Problem to solve:
Scan the entries below and extract each line with the word "пищи" in it.

[Recorded data]
☆ ☆ ☆ ☆ ☆
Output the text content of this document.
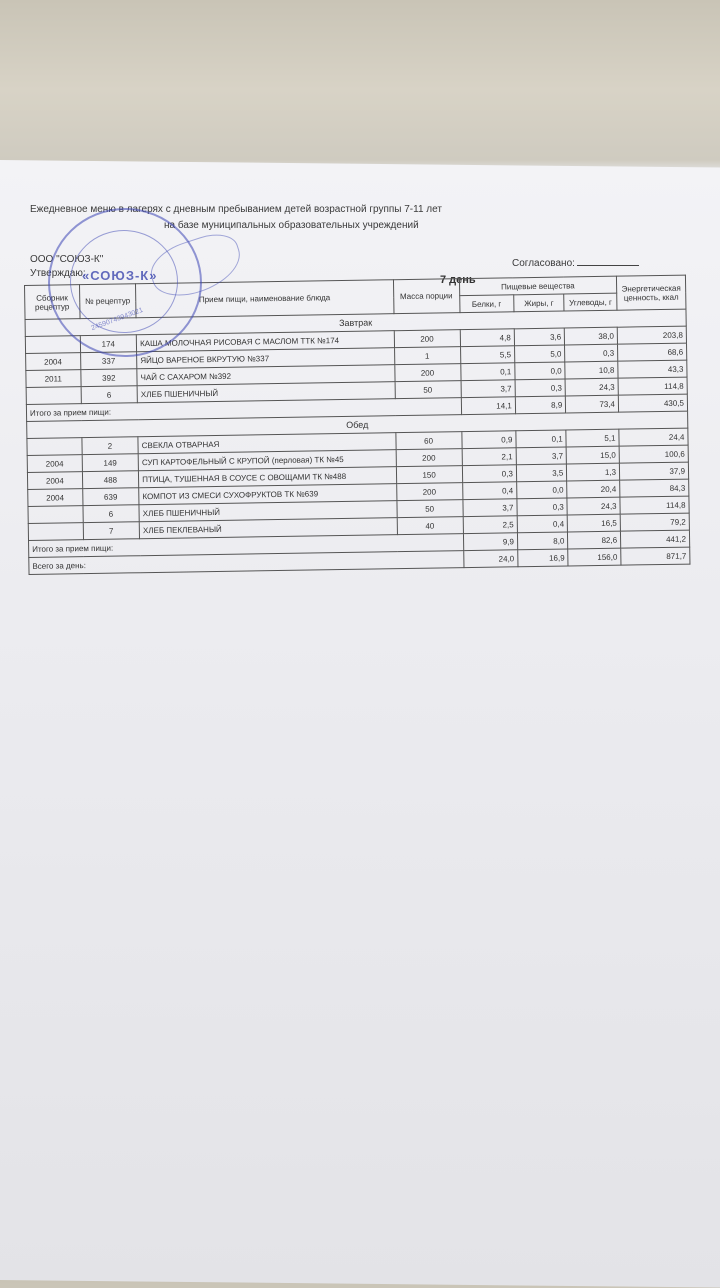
Ежедневное меню в лагерях с дневным пребыванием детей возрастной группы 7-11 лет
на базе муниципальных образовательных учреждений
ООО "СОЮЗ-К"
Утверждаю:
Согласовано:
7 день
Сборник рецептур	№ рецептур	Прием пищи, наименование блюда	Масса порции	Пищевые вещества			Энергетическая ценность, ккал
				Белки, г	Жиры, г	Углеводы, г	
Завтрак							
	174	КАША МОЛОЧНАЯ РИСОВАЯ С МАСЛОМ ТТК №174	200	4,8	3,6	38,0	203,8
2004	337	ЯЙЦО ВАРЕНОЕ ВКРУТУЮ №337	1	5,5	5,0	0,3	68,6
2011	392	ЧАЙ С САХАРОМ №392	200	0,1	0,0	10,8	43,3
	6	ХЛЕБ ПШЕНИЧНЫЙ	50	3,7	0,3	24,3	114,8
Итого за прием пищи:				14,1	8,9	73,4	430,5
Обед							
	2	СВЕКЛА ОТВАРНАЯ	60	0,9	0,1	5,1	24,4
2004	149	СУП КАРТОФЕЛЬНЫЙ С КРУПОЙ (перловая) ТК №45	200	2,1	3,7	15,0	100,6
2004	488	ПТИЦА, ТУШЕННАЯ В СОУСЕ С ОВОЩАМИ ТК №488	150	0,3	3,5	1,3	37,9
2004	639	КОМПОТ ИЗ СМЕСИ СУХОФРУКТОВ ТК №639	200	0,4	0,0	20,4	84,3
	6	ХЛЕБ ПШЕНИЧНЫЙ	50	3,7	0,3	24,3	114,8
	7	ХЛЕБ ПЕКЛЕВАНЫЙ	40	2,5	0,4	16,5	79,2
Итого за прием пищи:				9,9	8,0	82,6	441,2
Всего за день:				24,0	16,9	156,0	871,7
«СОЮЗ-К»
24590743943021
☆ ☆ ☆ ☆ ☆
Reply:
Сборник рецептур	№ рецептур	Прием пищи, наименование блюда	Масса порции	Пищевые вещества			Энергетическая ценность, ккал
Итого за прием пищи:				14,1	8,9	73,4	430,5
Итого за прием пищи:				9,9	8,0	82,6	441,2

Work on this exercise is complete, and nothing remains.